_Your goal_
Write out all the entries word for word and omit any pictures.

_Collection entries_
==============================

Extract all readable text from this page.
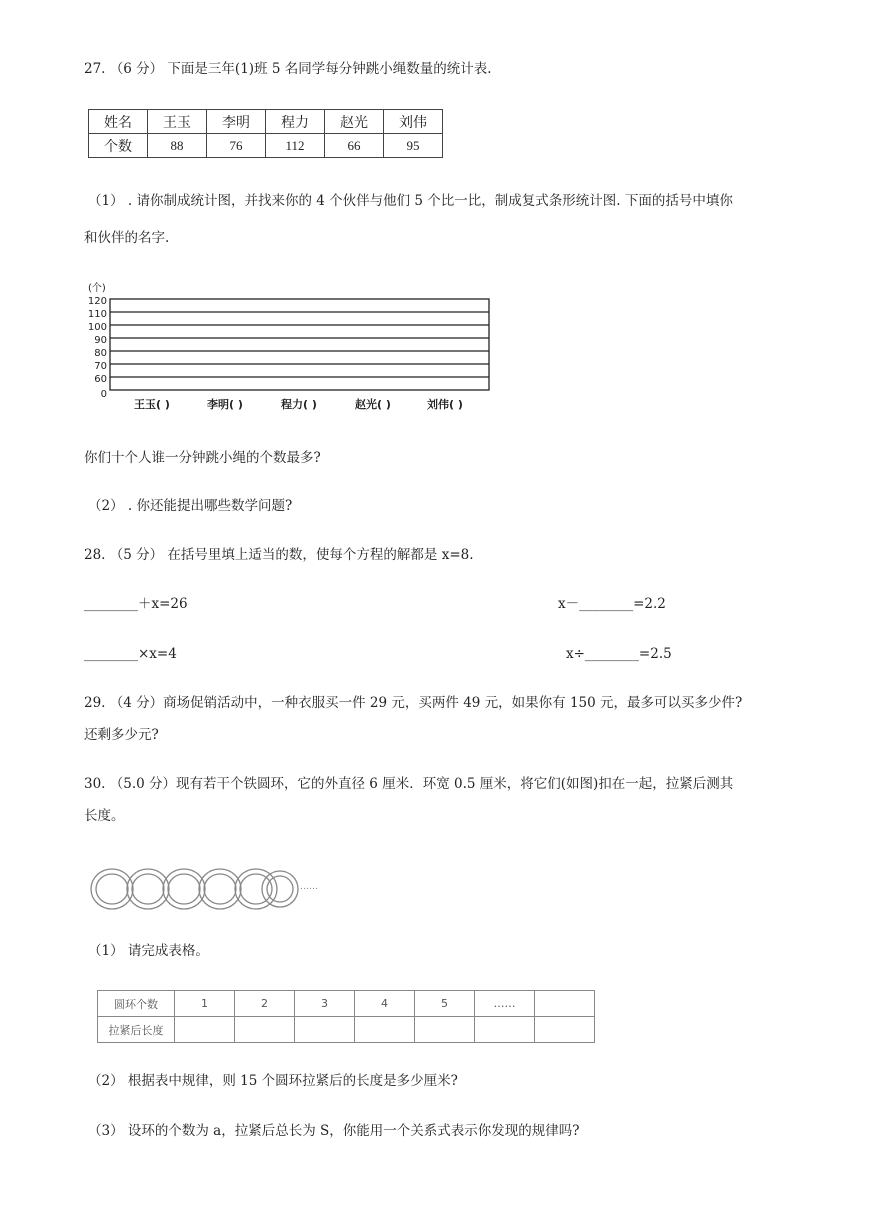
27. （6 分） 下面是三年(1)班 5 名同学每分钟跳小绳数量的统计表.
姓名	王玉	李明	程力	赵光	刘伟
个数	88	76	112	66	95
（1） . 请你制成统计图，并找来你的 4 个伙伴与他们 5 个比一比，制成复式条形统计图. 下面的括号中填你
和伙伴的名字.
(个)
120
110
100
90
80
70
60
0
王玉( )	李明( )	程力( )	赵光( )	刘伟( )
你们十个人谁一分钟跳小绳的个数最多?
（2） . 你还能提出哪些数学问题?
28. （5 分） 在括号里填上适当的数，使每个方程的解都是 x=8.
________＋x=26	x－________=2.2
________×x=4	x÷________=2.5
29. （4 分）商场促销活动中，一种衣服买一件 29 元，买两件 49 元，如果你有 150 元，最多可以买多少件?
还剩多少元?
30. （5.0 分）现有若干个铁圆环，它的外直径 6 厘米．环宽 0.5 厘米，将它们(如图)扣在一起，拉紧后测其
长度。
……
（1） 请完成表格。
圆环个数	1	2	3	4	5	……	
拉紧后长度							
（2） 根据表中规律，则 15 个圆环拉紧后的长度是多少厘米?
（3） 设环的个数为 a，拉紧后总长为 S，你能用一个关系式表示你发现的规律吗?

==============================

_Solution to the exercise_
Extract all readable text from this page.
27. （6 分） 下面是三年(1)班 5 名同学每分钟跳小绳数量的统计表.
姓名	王玉	李明	程力	赵光	刘伟
个数	88	76	112	66	95
（1） . 请你制成统计图，并找来你的 4 个伙伴与他们 5 个比一比，制成复式条形统计图. 下面的括号中填你
和伙伴的名字.
(个)
120
110
100
90
80
70
60
0
王玉( )	李明( )	程力( )	赵光( )	刘伟( )
你们十个人谁一分钟跳小绳的个数最多?
（2） . 你还能提出哪些数学问题?
28. （5 分） 在括号里填上适当的数，使每个方程的解都是 x=8.
________＋x=26	x－________=2.2
________×x=4	x÷________=2.5
29. （4 分）商场促销活动中，一种衣服买一件 29 元，买两件 49 元，如果你有 150 元，最多可以买多少件?
还剩多少元?
30. （5.0 分）现有若干个铁圆环，它的外直径 6 厘米．环宽 0.5 厘米，将它们(如图)扣在一起，拉紧后测其
长度。
……
（1） 请完成表格。
圆环个数	1	2	3	4	5	……	
拉紧后长度							
（2） 根据表中规律，则 15 个圆环拉紧后的长度是多少厘米?
（3） 设环的个数为 a，拉紧后总长为 S，你能用一个关系式表示你发现的规律吗?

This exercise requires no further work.